*ZU BEARBEITEN*
[a] Prüfe bitte, ob die folgenden Aussagen mit dem Text zur Binger Verwaltungsspitze übereinstimmen, und belege jedes Ja oder Nein mit den entscheidenden Worten des Textes im genauen Wortlaut.
(i) Sebastian Hamann wurde zum zweiten Beigeordneten gewählt.
(ii) Die Sitzung des Stadtrates fand im Rathaus statt.
(iii) Peter Eich gehört der FDP an.
[b] Schreib den Abschnitt des Textes zur Binger Verwaltungsspitze von „Beigeordneten von SPD, Grüne“ bis einschließlich „die Ampelkoalition wieder.“ neu und tausche dabei „Kulturzentrum“ gegen „Bürgerhaus“ aus.
[c] Beantworte anhand des Textes zur Binger Verwaltungsspitze:
(i) Wer hat das Foto aufgenommen?
(ii) Welches Amt hat Ulrich Mönch inne?
(iii) Zum wievielten Beigeordneten wurde Jens Voll gewählt?

*TEXTAUSZUG*

# # #

Neue Verwaltungsspitze in der Stadt Bingen

Gruppenbild nach der Amtseinführung: (v.l.) Jens Voll (Grüne), Sebastian Hamann (SPD), Oberbürgermeister Thomas Feser (CDU), Peter Eich (FDP und Bürgermeister Ulrich Mönch (CDU). Foto: E. Daudistel

Beigeordneten von SPD, Grüne und FDP wurden gewählt

Bingen (dd). Die Stadt Bingen hat eine neue Verwaltungsspitze. Im voll besetzten Kulturzentrum wurde in der Sitzung des Stadtrates Sebastian Hamann (SPD) zum zweiten Beigeordneten, Jens Voll (Grüne) zum dritten Beigeordneten und Peter Eich (FDP) zum vierten Beigeordneten gewählt. Damit spiegelt die Besetzung die Ampelkoalition wieder.

# # #

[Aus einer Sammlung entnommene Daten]
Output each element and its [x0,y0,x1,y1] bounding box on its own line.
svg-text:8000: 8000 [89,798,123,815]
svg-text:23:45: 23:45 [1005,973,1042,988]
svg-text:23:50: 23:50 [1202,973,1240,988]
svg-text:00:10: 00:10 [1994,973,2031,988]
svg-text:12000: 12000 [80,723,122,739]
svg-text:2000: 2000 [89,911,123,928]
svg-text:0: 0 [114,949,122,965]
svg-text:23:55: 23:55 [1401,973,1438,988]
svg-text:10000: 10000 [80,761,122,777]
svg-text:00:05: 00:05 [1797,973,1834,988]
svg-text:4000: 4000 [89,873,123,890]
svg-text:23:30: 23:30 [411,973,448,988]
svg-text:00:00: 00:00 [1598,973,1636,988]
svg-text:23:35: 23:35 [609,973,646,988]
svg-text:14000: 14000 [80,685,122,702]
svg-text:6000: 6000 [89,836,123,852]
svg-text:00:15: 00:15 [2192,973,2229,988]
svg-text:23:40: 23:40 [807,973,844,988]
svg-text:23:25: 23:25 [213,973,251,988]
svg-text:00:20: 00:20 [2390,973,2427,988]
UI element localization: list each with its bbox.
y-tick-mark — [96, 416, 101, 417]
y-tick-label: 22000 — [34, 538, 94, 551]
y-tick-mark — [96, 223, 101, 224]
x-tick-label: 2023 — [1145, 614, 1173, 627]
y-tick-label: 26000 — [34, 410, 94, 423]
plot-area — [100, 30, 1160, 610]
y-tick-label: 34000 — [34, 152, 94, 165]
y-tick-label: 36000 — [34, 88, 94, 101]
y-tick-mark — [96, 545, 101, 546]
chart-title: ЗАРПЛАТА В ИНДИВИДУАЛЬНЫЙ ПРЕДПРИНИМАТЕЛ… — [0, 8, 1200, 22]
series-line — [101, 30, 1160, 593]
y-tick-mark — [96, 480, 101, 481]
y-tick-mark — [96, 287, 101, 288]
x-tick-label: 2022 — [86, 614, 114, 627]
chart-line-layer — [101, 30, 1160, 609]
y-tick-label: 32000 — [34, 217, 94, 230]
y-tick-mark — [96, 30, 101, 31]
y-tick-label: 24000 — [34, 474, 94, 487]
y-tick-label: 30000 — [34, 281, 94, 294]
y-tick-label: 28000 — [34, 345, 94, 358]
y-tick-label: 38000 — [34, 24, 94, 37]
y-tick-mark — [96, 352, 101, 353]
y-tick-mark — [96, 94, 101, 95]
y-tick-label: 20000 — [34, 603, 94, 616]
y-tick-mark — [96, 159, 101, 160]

# # #

*ANTWORTEN JE AUFGABE*
[a]
(i) Ja – „Sebastian Hamann (SPD) zum zweiten Beigeordneten“
(ii) Nein – „Im voll besetzten Kulturzentrum“
(iii) Ja – „Peter Eich (FDP) zum vierten Beigeordneten“

[b]
Beigeordneten von SPD, Grüne und FDP wurden gewählt

Bingen (dd). Die Stadt Bingen hat eine neue Verwaltungsspitze. Im voll besetzten Bürgerhaus wurde in der Sitzung des Stadtrates Sebastian Hamann (SPD) zum zweiten Beigeordneten, Jens Voll (Grüne) zum dritten Beigeordneten und Peter Eich (FDP) zum vierten Beigeordneten gewählt. Damit spiegelt die Besetzung die Ampelkoalition wieder.

[c]
(i) E. Daudistel
(ii) Bürgermeister
(iii) Zum dritten Beigeordneten